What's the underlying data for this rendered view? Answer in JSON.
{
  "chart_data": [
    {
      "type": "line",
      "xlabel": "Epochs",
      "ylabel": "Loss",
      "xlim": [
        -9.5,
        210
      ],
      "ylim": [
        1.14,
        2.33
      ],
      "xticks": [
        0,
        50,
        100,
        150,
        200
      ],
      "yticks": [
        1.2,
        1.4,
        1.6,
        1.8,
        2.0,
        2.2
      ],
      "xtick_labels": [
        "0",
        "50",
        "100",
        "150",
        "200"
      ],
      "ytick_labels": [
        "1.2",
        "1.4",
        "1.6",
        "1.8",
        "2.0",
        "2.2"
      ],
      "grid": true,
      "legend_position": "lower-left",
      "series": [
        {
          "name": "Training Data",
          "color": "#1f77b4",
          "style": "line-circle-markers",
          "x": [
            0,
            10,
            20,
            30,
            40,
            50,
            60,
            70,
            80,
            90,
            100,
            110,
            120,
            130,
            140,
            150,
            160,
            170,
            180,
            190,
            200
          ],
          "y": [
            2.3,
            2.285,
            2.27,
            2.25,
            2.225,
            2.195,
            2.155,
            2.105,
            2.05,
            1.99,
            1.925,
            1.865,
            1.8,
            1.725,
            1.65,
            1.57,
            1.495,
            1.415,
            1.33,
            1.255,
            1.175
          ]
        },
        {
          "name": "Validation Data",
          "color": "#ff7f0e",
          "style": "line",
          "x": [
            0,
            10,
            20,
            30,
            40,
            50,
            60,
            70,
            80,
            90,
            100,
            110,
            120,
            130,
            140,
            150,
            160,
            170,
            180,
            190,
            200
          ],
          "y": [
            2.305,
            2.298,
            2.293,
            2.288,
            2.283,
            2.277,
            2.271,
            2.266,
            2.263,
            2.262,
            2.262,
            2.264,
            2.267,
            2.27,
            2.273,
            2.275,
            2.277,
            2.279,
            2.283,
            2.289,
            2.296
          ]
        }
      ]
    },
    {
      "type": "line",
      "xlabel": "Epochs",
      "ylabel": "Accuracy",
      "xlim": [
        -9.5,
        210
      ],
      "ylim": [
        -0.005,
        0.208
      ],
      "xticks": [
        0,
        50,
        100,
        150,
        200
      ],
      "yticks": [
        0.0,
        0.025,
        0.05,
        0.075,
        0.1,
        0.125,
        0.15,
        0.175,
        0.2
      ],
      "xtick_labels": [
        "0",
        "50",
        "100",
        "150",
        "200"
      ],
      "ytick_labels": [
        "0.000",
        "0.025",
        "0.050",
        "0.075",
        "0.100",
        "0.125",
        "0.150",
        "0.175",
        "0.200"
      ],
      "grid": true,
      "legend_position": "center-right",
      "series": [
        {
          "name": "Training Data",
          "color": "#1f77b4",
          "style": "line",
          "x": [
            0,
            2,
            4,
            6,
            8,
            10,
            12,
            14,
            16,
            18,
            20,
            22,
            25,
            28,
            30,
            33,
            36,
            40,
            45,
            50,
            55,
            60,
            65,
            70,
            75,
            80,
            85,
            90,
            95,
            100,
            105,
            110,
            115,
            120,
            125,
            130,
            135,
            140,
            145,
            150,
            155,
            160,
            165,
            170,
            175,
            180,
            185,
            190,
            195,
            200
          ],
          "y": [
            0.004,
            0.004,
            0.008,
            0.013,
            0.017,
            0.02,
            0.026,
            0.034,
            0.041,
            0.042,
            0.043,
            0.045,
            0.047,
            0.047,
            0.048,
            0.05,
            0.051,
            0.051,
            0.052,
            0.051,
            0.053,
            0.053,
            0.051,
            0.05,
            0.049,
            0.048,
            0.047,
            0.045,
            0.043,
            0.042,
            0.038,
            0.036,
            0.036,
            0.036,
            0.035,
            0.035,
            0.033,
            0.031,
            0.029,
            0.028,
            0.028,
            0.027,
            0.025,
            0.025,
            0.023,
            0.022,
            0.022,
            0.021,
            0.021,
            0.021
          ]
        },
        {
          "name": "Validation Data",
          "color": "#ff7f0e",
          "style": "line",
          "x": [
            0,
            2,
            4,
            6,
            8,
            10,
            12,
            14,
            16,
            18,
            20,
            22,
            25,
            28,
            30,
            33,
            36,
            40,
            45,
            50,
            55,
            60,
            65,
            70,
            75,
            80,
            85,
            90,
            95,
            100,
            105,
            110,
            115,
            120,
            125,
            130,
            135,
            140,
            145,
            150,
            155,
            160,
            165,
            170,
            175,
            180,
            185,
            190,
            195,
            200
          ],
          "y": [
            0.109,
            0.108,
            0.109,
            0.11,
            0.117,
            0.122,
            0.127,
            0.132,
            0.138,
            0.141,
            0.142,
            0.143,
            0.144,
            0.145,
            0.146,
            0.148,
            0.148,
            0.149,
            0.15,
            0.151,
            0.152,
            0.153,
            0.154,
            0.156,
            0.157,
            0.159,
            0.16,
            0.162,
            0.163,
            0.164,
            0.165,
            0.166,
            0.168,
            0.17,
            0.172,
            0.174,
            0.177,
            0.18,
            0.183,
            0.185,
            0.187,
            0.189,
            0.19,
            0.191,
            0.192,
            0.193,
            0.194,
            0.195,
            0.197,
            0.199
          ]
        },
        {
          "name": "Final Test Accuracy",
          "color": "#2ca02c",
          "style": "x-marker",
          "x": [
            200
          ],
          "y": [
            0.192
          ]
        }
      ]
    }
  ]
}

=== Exercise goal ===
Transcribe every record above exactly as it appears.

=== Final result ===
What's the underlying data for this rendered view? Answer in JSON.
{
  "chart_data": [
    {
      "type": "line",
      "xlabel": "Epochs",
      "ylabel": "Loss",
      "xlim": [
        -9.5,
        210
      ],
      "ylim": [
        1.14,
        2.33
      ],
      "xticks": [
        0,
        50,
        100,
        150,
        200
      ],
      "yticks": [
        1.2,
        1.4,
        1.6,
        1.8,
        2.0,
        2.2
      ],
      "xtick_labels": [
        "0",
        "50",
        "100",
        "150",
        "200"
      ],
      "ytick_labels": [
        "1.2",
        "1.4",
        "1.6",
        "1.8",
        "2.0",
        "2.2"
      ],
      "grid": true,
      "legend_position": "lower-left",
      "series": [
        {
          "name": "Training Data",
          "color": "#1f77b4",
          "style": "line-circle-markers",
          "x": [
            0,
            10,
            20,
            30,
            40,
            50,
            60,
            70,
            80,
            90,
            100,
            110,
            120,
            130,
            140,
            150,
            160,
            170,
            180,
            190,
            200
          ],
          "y": [
            2.3,
            2.285,
            2.27,
            2.25,
            2.225,
            2.195,
            2.155,
            2.105,
            2.05,
            1.99,
            1.925,
            1.865,
            1.8,
            1.725,
            1.65,
            1.57,
            1.495,
            1.415,
            1.33,
            1.255,
            1.175
          ]
        },
        {
          "name": "Validation Data",
          "color": "#ff7f0e",
          "style": "line",
          "x": [
            0,
            10,
            20,
            30,
            40,
            50,
            60,
            70,
            80,
            90,
            100,
            110,
            120,
            130,
            140,
            150,
            160,
            170,
            180,
            190,
            200
          ],
          "y": [
            2.305,
            2.298,
            2.293,
            2.288,
            2.283,
            2.277,
            2.271,
            2.266,
            2.263,
            2.262,
            2.262,
            2.264,
            2.267,
            2.27,
            2.273,
            2.275,
            2.277,
            2.279,
            2.283,
            2.289,
            2.296
          ]
        }
      ]
    },
    {
      "type": "line",
      "xlabel": "Epochs",
      "ylabel": "Accuracy",
      "xlim": [
        -9.5,
        210
      ],
      "ylim": [
        -0.005,
        0.208
      ],
      "xticks": [
        0,
        50,
        100,
        150,
        200
      ],
      "yticks": [
        0.0,
        0.025,
        0.05,
        0.075,
        0.1,
        0.125,
        0.15,
        0.175,
        0.2
      ],
      "xtick_labels": [
        "0",
        "50",
        "100",
        "150",
        "200"
      ],
      "ytick_labels": [
        "0.000",
        "0.025",
        "0.050",
        "0.075",
        "0.100",
        "0.125",
        "0.150",
        "0.175",
        "0.200"
      ],
      "grid": true,
      "legend_position": "center-right",
      "series": [
        {
          "name": "Training Data",
          "color": "#1f77b4",
          "style": "line",
          "x": [
            0,
            2,
            4,
            6,
            8,
            10,
            12,
            14,
            16,
            18,
            20,
            22,
            25,
            28,
            30,
            33,
            36,
            40,
            45,
            50,
            55,
            60,
            65,
            70,
            75,
            80,
            85,
            90,
            95,
            100,
            105,
            110,
            115,
            120,
            125,
            130,
            135,
            140,
            145,
            150,
            155,
            160,
            165,
            170,
            175,
            180,
            185,
            190,
            195,
            200
          ],
          "y": [
            0.004,
            0.004,
            0.008,
            0.013,
            0.017,
            0.02,
            0.026,
            0.034,
            0.041,
            0.042,
            0.043,
            0.045,
            0.047,
            0.047,
            0.048,
            0.05,
            0.051,
            0.051,
            0.052,
            0.051,
            0.053,
            0.053,
            0.051,
            0.05,
            0.049,
            0.048,
            0.047,
            0.045,
            0.043,
            0.042,
            0.038,
            0.036,
            0.036,
            0.036,
            0.035,
            0.035,
            0.033,
            0.031,
            0.029,
            0.028,
            0.028,
            0.027,
            0.025,
            0.025,
            0.023,
            0.022,
            0.022,
            0.021,
            0.021,
            0.021
          ]
        },
        {
          "name": "Validation Data",
          "color": "#ff7f0e",
          "style": "line",
          "x": [
            0,
            2,
            4,
            6,
            8,
            10,
            12,
            14,
            16,
            18,
            20,
            22,
            25,
            28,
            30,
            33,
            36,
            40,
            45,
            50,
            55,
            60,
            65,
            70,
            75,
            80,
            85,
            90,
            95,
            100,
            105,
            110,
            115,
            120,
            125,
            130,
            135,
            140,
            145,
            150,
            155,
            160,
            165,
            170,
            175,
            180,
            185,
            190,
            195,
            200
          ],
          "y": [
            0.109,
            0.108,
            0.109,
            0.11,
            0.117,
            0.122,
            0.127,
            0.132,
            0.138,
            0.141,
            0.142,
            0.143,
            0.144,
            0.145,
            0.146,
            0.148,
            0.148,
            0.149,
            0.15,
            0.151,
            0.152,
            0.153,
            0.154,
            0.156,
            0.157,
            0.159,
            0.16,
            0.162,
            0.163,
            0.164,
            0.165,
            0.166,
            0.168,
            0.17,
            0.172,
            0.174,
            0.177,
            0.18,
            0.183,
            0.185,
            0.187,
            0.189,
            0.19,
            0.191,
            0.192,
            0.193,
            0.194,
            0.195,
            0.197,
            0.199
          ]
        },
        {
          "name": "Final Test Accuracy",
          "color": "#2ca02c",
          "style": "x-marker",
          "x": [
            200
          ],
          "y": [
            0.192
          ]
        }
      ]
    }
  ]
}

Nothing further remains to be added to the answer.